Task to carry out:
Rewrite the lines below, replacing every occurrence of "legend-label" with "legend-text" and keeping everything else the same. Leave the pictures out of your answer.

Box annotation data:
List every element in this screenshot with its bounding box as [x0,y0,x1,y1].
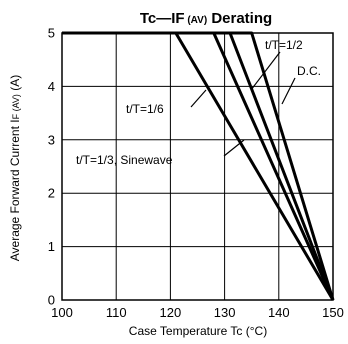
pointer-third [223,139,245,157]
series-curves [62,31,335,301]
x-axis-label: Case Temperature Tc (°C) [129,324,267,338]
x-tick-label: 150 [322,305,344,320]
y-tick-label: 3 [48,132,55,147]
annotation-dc: D.C. [297,64,321,78]
y-tick-label: 5 [48,26,55,41]
x-tick-label: 110 [106,305,127,320]
pointer-dc [281,77,296,105]
annotation-half: t/T=1/2 [265,38,303,52]
y-tick-label: 0 [48,293,55,308]
pointer-sixth [190,89,207,108]
title-sub-f: F [175,10,184,27]
y-axis-ticks: 0 1 2 3 4 5 [48,26,55,308]
annotation-sixth: t/T=1/6 [126,102,164,116]
y-tick-label: 4 [48,79,55,94]
chart-title: Tc—IF (AV) Derating [140,10,272,27]
y-tick-label: 1 [48,239,55,254]
y-label-main: Average Forward Current I [8,119,22,261]
y-tick-label: 2 [48,186,55,201]
x-tick-label: 100 [51,305,73,320]
title-sub-av: (AV) [185,15,208,26]
annotation-third: t/T=1/3, Sinewave [76,153,173,167]
title-main: Tc—I [140,10,176,27]
pointer-half [250,51,281,91]
series-line-3 [62,31,335,301]
x-axis-ticks: 100 110 120 130 140 150 [51,305,344,320]
x-tick-label: 130 [214,305,236,320]
x-tick-label: 140 [268,305,290,320]
grid [62,33,333,300]
y-label-unit: (A) [8,75,22,94]
annotations: t/T=1/2 D.C. t/T=1/6 t/T=1/3, Sinewave [76,38,321,167]
y-axis-label: Average Forward Current IF (AV) (A) [8,75,22,262]
x-tick-label: 120 [160,305,182,320]
y-label-sub: F (AV) [11,94,21,119]
title-rest: Derating [207,10,272,27]
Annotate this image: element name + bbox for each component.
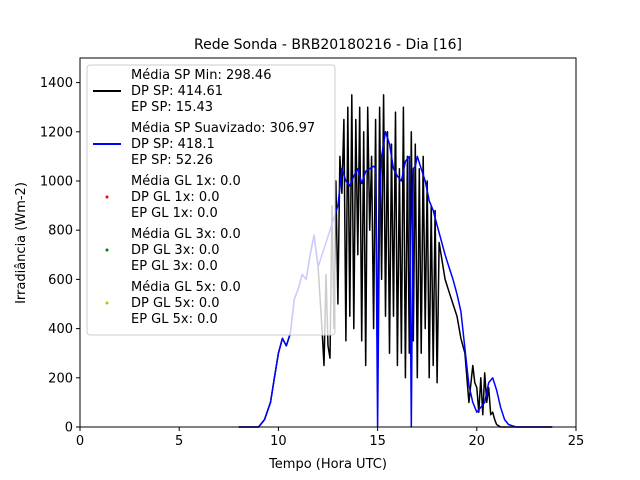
legend-label: EP SP: 52.26 [131, 153, 213, 168]
y-tick-label: 800 [48, 224, 73, 239]
legend-label: Média GL 1x: 0.0 [131, 174, 241, 189]
legend-label: Média GL 3x: 0.0 [131, 227, 241, 242]
legend-label: DP SP: 414.61 [131, 84, 223, 99]
y-tick-label: 1400 [40, 76, 73, 91]
x-axis-label: Tempo (Hora UTC) [268, 457, 387, 472]
x-tick-label: 20 [469, 434, 486, 449]
legend-label: DP SP: 418.1 [131, 137, 215, 152]
plot-frame [79, 57, 577, 428]
x-axis: 0 5 10 15 20 25 [76, 427, 584, 449]
legend-label: Média SP Suavizado: 306.97 [131, 121, 315, 136]
legend-label: Média SP Min: 298.46 [131, 68, 271, 83]
x-tick-label: 25 [568, 434, 585, 449]
y-tick-label: 400 [48, 322, 73, 337]
chart-title: Rede Sonda - BRB20180216 - Dia [16] [194, 37, 462, 53]
legend-label: Média GL 5x: 0.0 [131, 280, 241, 295]
legend-label: EP GL 5x: 0.0 [131, 312, 218, 327]
x-tick-label: 10 [270, 434, 287, 449]
legend-marker-swatch [105, 301, 109, 305]
legend-box [86, 64, 336, 336]
legend-label: DP GL 1x: 0.0 [131, 190, 220, 205]
y-tick-label: 1200 [40, 125, 73, 140]
legend-label: EP GL 1x: 0.0 [131, 206, 218, 221]
legend-entry-4: Média GL 3x: 0.0DP GL 3x: 0.0EP GL 3x: 0… [105, 227, 241, 274]
y-tick-label: 1000 [40, 175, 73, 190]
legend-label: EP GL 3x: 0.0 [131, 259, 218, 274]
x-tick-label: 0 [76, 434, 84, 449]
y-tick-label: 0 [65, 421, 73, 436]
legend-entry-3: Média GL 1x: 0.0DP GL 1x: 0.0EP GL 1x: 0… [105, 174, 241, 221]
y-axis: 0 200 400 600 800 1000 1200 1400 [40, 76, 80, 436]
y-tick-label: 200 [48, 371, 73, 386]
legend-marker-swatch [105, 195, 109, 199]
x-tick-label: 15 [369, 434, 386, 449]
legend-entry-5: Média GL 5x: 0.0DP GL 5x: 0.0EP GL 5x: 0… [105, 280, 241, 327]
y-tick-label: 600 [48, 273, 73, 288]
y-axis-label: Irradiância (Wm-2) [14, 182, 29, 304]
legend-marker-swatch [105, 248, 109, 252]
x-tick-label: 5 [175, 434, 183, 449]
legend-label: DP GL 3x: 0.0 [131, 243, 220, 258]
legend-label: DP GL 5x: 0.0 [131, 296, 220, 311]
legend-label: EP SP: 15.43 [131, 100, 213, 115]
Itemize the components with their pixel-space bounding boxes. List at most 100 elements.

Result:
List every element in this screenshot with its bounding box as [x0,y0,x1,y1].
pointer-third [223,139,245,157]
series-curves [62,31,335,301]
x-axis-label: Case Temperature Tc (°C) [129,324,267,338]
x-tick-label: 150 [322,305,344,320]
y-tick-label: 3 [48,132,55,147]
annotation-dc: D.C. [297,64,321,78]
y-tick-label: 5 [48,26,55,41]
x-tick-label: 110 [106,305,127,320]
pointer-dc [281,77,296,105]
annotation-half: t/T=1/2 [265,38,303,52]
y-tick-label: 0 [48,293,55,308]
pointer-sixth [190,89,207,108]
title-sub-f: F [175,10,184,27]
y-axis-ticks: 0 1 2 3 4 5 [48,26,55,308]
annotation-sixth: t/T=1/6 [126,102,164,116]
y-tick-label: 4 [48,79,55,94]
chart-title: Tc—IF (AV) Derating [140,10,272,27]
y-tick-label: 1 [48,239,55,254]
y-label-main: Average Forward Current I [8,119,22,261]
y-tick-label: 2 [48,186,55,201]
x-tick-label: 100 [51,305,73,320]
title-sub-av: (AV) [185,15,208,26]
annotation-third: t/T=1/3, Sinewave [76,153,173,167]
title-main: Tc—I [140,10,176,27]
pointer-half [250,51,281,91]
series-line-3 [62,31,335,301]
x-axis-ticks: 100 110 120 130 140 150 [51,305,344,320]
x-tick-label: 130 [214,305,236,320]
x-tick-label: 140 [268,305,290,320]
grid [62,33,333,300]
y-label-unit: (A) [8,75,22,94]
annotations: t/T=1/2 D.C. t/T=1/6 t/T=1/3, Sinewave [76,38,321,167]
y-axis-label: Average Forward Current IF (AV) (A) [8,75,22,262]
x-tick-label: 120 [160,305,182,320]
y-label-sub: F (AV) [11,94,21,119]
title-rest: Derating [207,10,272,27]
Annotate this image: element name + bbox for each component.
legend-text: EP SP: 52.26 [131, 153, 213, 168]
y-tick-label: 800 [48, 224, 73, 239]
legend-text: Média GL 1x: 0.0 [131, 174, 241, 189]
legend-text: Média GL 3x: 0.0 [131, 227, 241, 242]
legend-text: DP SP: 414.61 [131, 84, 223, 99]
y-tick-label: 1400 [40, 76, 73, 91]
x-axis-label: Tempo (Hora UTC) [268, 457, 387, 472]
x-tick-label: 20 [469, 434, 486, 449]
legend-text: DP SP: 418.1 [131, 137, 215, 152]
plot-frame [79, 57, 577, 428]
x-axis: 0 5 10 15 20 25 [76, 427, 584, 449]
legend-text: Média SP Suavizado: 306.97 [131, 121, 315, 136]
legend-text: Média SP Min: 298.46 [131, 68, 271, 83]
x-tick-label: 25 [568, 434, 585, 449]
y-tick-label: 400 [48, 322, 73, 337]
chart-title: Rede Sonda - BRB20180216 - Dia [16] [194, 37, 462, 53]
legend-text: Média GL 5x: 0.0 [131, 280, 241, 295]
legend-text: EP GL 5x: 0.0 [131, 312, 218, 327]
x-tick-label: 10 [270, 434, 287, 449]
legend-marker-swatch [105, 301, 109, 305]
legend-box [86, 64, 336, 336]
legend-text: DP GL 1x: 0.0 [131, 190, 220, 205]
y-tick-label: 1200 [40, 125, 73, 140]
legend-text: EP GL 1x: 0.0 [131, 206, 218, 221]
legend-entry-4: Média GL 3x: 0.0DP GL 3x: 0.0EP GL 3x: 0… [105, 227, 241, 274]
y-tick-label: 1000 [40, 175, 73, 190]
legend-text: EP GL 3x: 0.0 [131, 259, 218, 274]
x-tick-label: 0 [76, 434, 84, 449]
y-tick-label: 0 [65, 421, 73, 436]
legend-entry-3: Média GL 1x: 0.0DP GL 1x: 0.0EP GL 1x: 0… [105, 174, 241, 221]
y-axis: 0 200 400 600 800 1000 1200 1400 [40, 76, 80, 436]
y-tick-label: 200 [48, 371, 73, 386]
legend-marker-swatch [105, 195, 109, 199]
x-tick-label: 15 [369, 434, 386, 449]
legend-entry-5: Média GL 5x: 0.0DP GL 5x: 0.0EP GL 5x: 0… [105, 280, 241, 327]
y-tick-label: 600 [48, 273, 73, 288]
y-axis-label: Irradiância (Wm-2) [14, 182, 29, 304]
legend-marker-swatch [105, 248, 109, 252]
x-tick-label: 5 [175, 434, 183, 449]
legend-text: DP GL 3x: 0.0 [131, 243, 220, 258]
legend-text: DP GL 5x: 0.0 [131, 296, 220, 311]
legend-text: EP SP: 15.43 [131, 100, 213, 115]
Itemize the components with their pixel-space bounding boxes. List at most 100 elements.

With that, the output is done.